→ AIM
Look through the entries below and report how many lines hold the string "Diameter". Only the number is wanted.

→ Dataset records
____
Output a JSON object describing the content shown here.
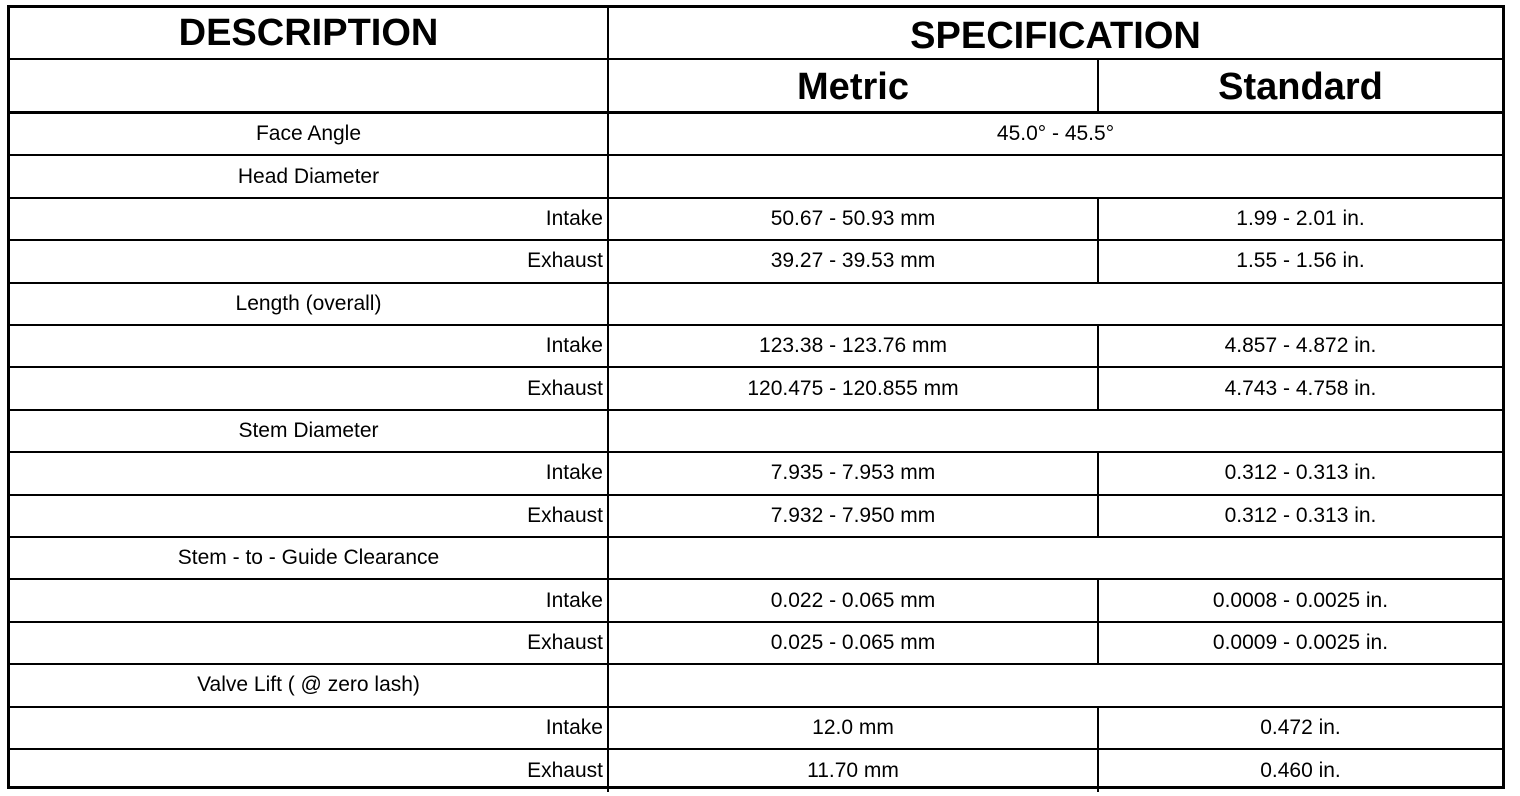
{
  "header": {
    "description": "DESCRIPTION",
    "specification": "SPECIFICATION",
    "metric": "Metric",
    "standard": "Standard"
  },
  "rows": [
    {
      "type": "span",
      "label": "Face Angle",
      "value": "45.0° - 45.5°"
    },
    {
      "type": "parent",
      "label": "Head Diameter"
    },
    {
      "type": "sub",
      "label": "Intake",
      "metric": "50.67 - 50.93 mm",
      "standard": "1.99 - 2.01 in."
    },
    {
      "type": "sub",
      "label": "Exhaust",
      "metric": "39.27 - 39.53 mm",
      "standard": "1.55 - 1.56 in."
    },
    {
      "type": "parent",
      "label": "Length (overall)"
    },
    {
      "type": "sub",
      "label": "Intake",
      "metric": "123.38 - 123.76 mm",
      "standard": "4.857 - 4.872 in."
    },
    {
      "type": "sub",
      "label": "Exhaust",
      "metric": "120.475 - 120.855 mm",
      "standard": "4.743 - 4.758 in."
    },
    {
      "type": "parent",
      "label": "Stem Diameter"
    },
    {
      "type": "sub",
      "label": "Intake",
      "metric": "7.935 - 7.953 mm",
      "standard": "0.312 - 0.313 in."
    },
    {
      "type": "sub",
      "label": "Exhaust",
      "metric": "7.932 - 7.950 mm",
      "standard": "0.312 - 0.313 in."
    },
    {
      "type": "parent",
      "label": "Stem - to - Guide Clearance"
    },
    {
      "type": "sub",
      "label": "Intake",
      "metric": "0.022 - 0.065 mm",
      "standard": "0.0008 - 0.0025 in."
    },
    {
      "type": "sub",
      "label": "Exhaust",
      "metric": "0.025 - 0.065 mm",
      "standard": "0.0009 - 0.0025 in."
    },
    {
      "type": "parent",
      "label": "Valve Lift ( @ zero lash)"
    },
    {
      "type": "sub",
      "label": "Intake",
      "metric": "12.0 mm",
      "standard": "0.472 in."
    },
    {
      "type": "sub",
      "label": "Exhaust",
      "metric": "11.70 mm",
      "standard": "0.460 in."
    }
  ]
}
____
→ REPLY TO THE EXERCISE
2